▸ **Alıştırma görevi A**:
Seçimlerle ilgili yazının "7 Haziran 2015" ile başlayıp "ehemmiyet kazanmış bulunuyor." ile biten bölümünü harfi harfine yeniden yazın.

▸ **Kaynak belge**:
Türkiye'nin en iyi haber sitesi
MURAT YILMAZ

'Silahlı ve ahlaksız propaganda'

Seçimlerin meşru ve demokratik bir şekilde yapılmasını, sabotajlardan ve diğer gayrimeşru yöntemlerden etkilenmemesini sağlamak da en az seçim mücadelesi kadar ehemmiyet kazanmış bulunuyor

7 Haziran 2015 seçimlerine 2 ay kaldı. Seçim sonuçlarını meşru, sivil ve demokratik bir siyasi mücadele ile manipüle edemeyeceklerini hisseden çevreler gayrimeşru yollar denemeye başladılar. Bu bakımdan seçimlerin meşru ve demokratik bir şekilde yapılmasını, sabotajlardan ve diğer gayrimeşru yöntemlerden etkilenmemesini sağlamak da en az seçim mücadelesi kadar ehemmiyet kazanmış bulunuyor.

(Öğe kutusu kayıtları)
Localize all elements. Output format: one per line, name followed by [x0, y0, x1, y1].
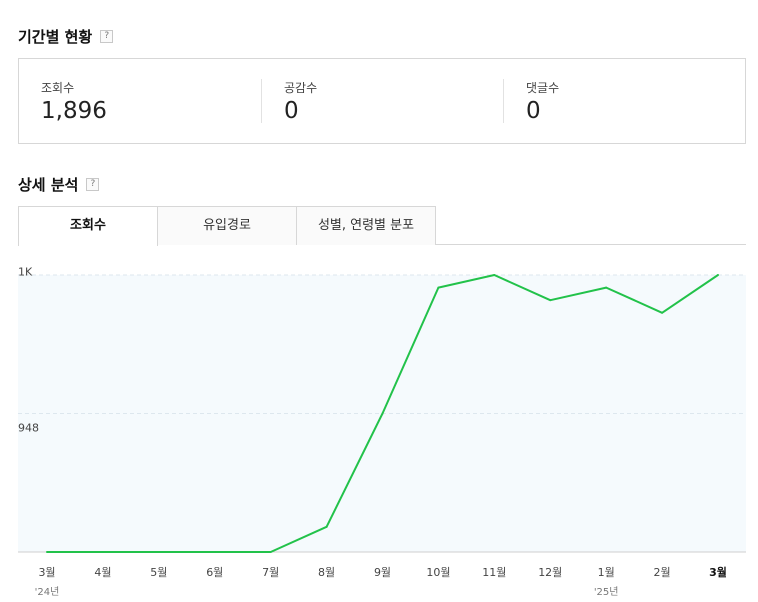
divider — [261, 79, 262, 123]
stat-views: 조회수 1,896 — [41, 79, 107, 125]
stat-label: 조회수 — [41, 81, 75, 95]
detail-section-title: 상세 분석 ? — [18, 174, 100, 195]
x-tick-label: 3월 — [38, 566, 55, 579]
x-tick-label: 2월 — [654, 566, 671, 579]
period-section-title: 기간별 현황 ? — [18, 26, 114, 47]
x-tick-label: 9월 — [374, 566, 391, 579]
stat-label: 공감수 — [284, 81, 318, 95]
stat-value: 1,896 — [41, 98, 107, 124]
help-icon[interactable]: ? — [100, 30, 114, 43]
summary-box: 조회수 1,896 공감수 0 댓글수 0 — [18, 58, 746, 144]
data-point — [605, 286, 608, 289]
stat-label: 댓글수 — [526, 81, 560, 95]
data-point — [46, 551, 48, 553]
data-point — [157, 551, 160, 553]
divider — [503, 79, 504, 123]
x-tick-label: 1월 — [598, 566, 615, 579]
x-tick-label: 7월 — [262, 566, 279, 579]
views-line-chart: 948 1K 3월 4월 5월 6월 7월 8월 9월 10월 11월 12월 1월 2월 3월 '24년 '2… — [18, 266, 746, 598]
stat-value: 0 — [526, 98, 541, 124]
detail-title-text: 상세 분석 — [18, 176, 79, 194]
x-tick-label: 6월 — [206, 566, 223, 579]
stat-comments: 댓글수 0 — [526, 79, 559, 125]
period-title-text: 기간별 현황 — [18, 28, 93, 46]
data-point — [549, 299, 552, 302]
data-point — [381, 412, 384, 415]
data-point — [437, 286, 440, 289]
help-icon[interactable]: ? — [86, 178, 100, 191]
y-tick-label: 948 — [18, 422, 39, 435]
stat-value: 0 — [284, 98, 299, 124]
tab-traffic-source[interactable]: 유입경로 — [157, 206, 297, 245]
analysis-tabs: 조회수 유입경로 성별, 연령별 분포 — [18, 206, 746, 246]
tab-views[interactable]: 조회수 — [18, 206, 158, 246]
data-point — [661, 311, 664, 314]
x-tick-label: 3월 — [709, 565, 727, 579]
x-tick-label: 10월 — [426, 566, 450, 579]
x-tick-label: 12월 — [538, 566, 562, 579]
data-point — [325, 525, 328, 528]
data-point — [493, 274, 496, 276]
x-tick-label: 11월 — [482, 566, 506, 579]
x-tick-label: 8월 — [318, 566, 335, 579]
data-point — [269, 551, 272, 553]
year-label: '25년 — [594, 586, 619, 598]
tab-gender-age[interactable]: 성별, 연령별 분포 — [296, 206, 436, 245]
stat-likes: 공감수 0 — [284, 79, 317, 125]
data-point — [717, 274, 719, 276]
x-tick-label: 4월 — [94, 566, 111, 579]
y-tick-label: 1K — [18, 266, 33, 279]
year-label: '24년 — [35, 586, 60, 598]
data-point — [101, 551, 104, 553]
x-tick-label: 5월 — [150, 566, 167, 579]
data-point — [213, 551, 216, 553]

▸ **Alıştırma görevi B**:
Kayıtlarda "divider — [261, 79, 262, 123]" bulunan satırla başlayıp "x-tick-label: 9월 — [374, 566, 391, 579]" bulunan satırla biten satırları, iki uç satır da dahil olmak üzere, her satıra bir dize düşen bir JSON listesi olarak düzenleyin. Boş satırları listeye almayın.

▸ **Tam yanıt A**:
7 Haziran 2015 seçimlerine 2 ay kaldı. Seçim sonuçlarını meşru, sivil ve demokratik bir siyasi mücadele ile manipüle edemeyeceklerini hisseden çevreler gayrimeşru yollar denemeye başladılar. Bu bakımdan seçimlerin meşru ve demokratik bir şekilde yapılmasını, sabotajlardan ve diğer gayrimeşru yöntemlerden etkilenmemesini sağlamak da en az seçim mücadelesi kadar ehemmiyet kazanmış bulunuyor.

▸ **Tam yanıt B**:
[
  "divider — [261, 79, 262, 123]",
  "stat-views: 조회수 1,896 — [41, 79, 107, 125]",
  "stat-label: 조회수 — [41, 81, 75, 95]",
  "detail-section-title: 상세 분석 ? — [18, 174, 100, 195]",
  "x-tick-label: 3월 — [38, 566, 55, 579]",
  "x-tick-label: 2월 — [654, 566, 671, 579]",
  "period-section-title: 기간별 현황 ? — [18, 26, 114, 47]",
  "x-tick-label: 9월 — [374, 566, 391, 579]"
]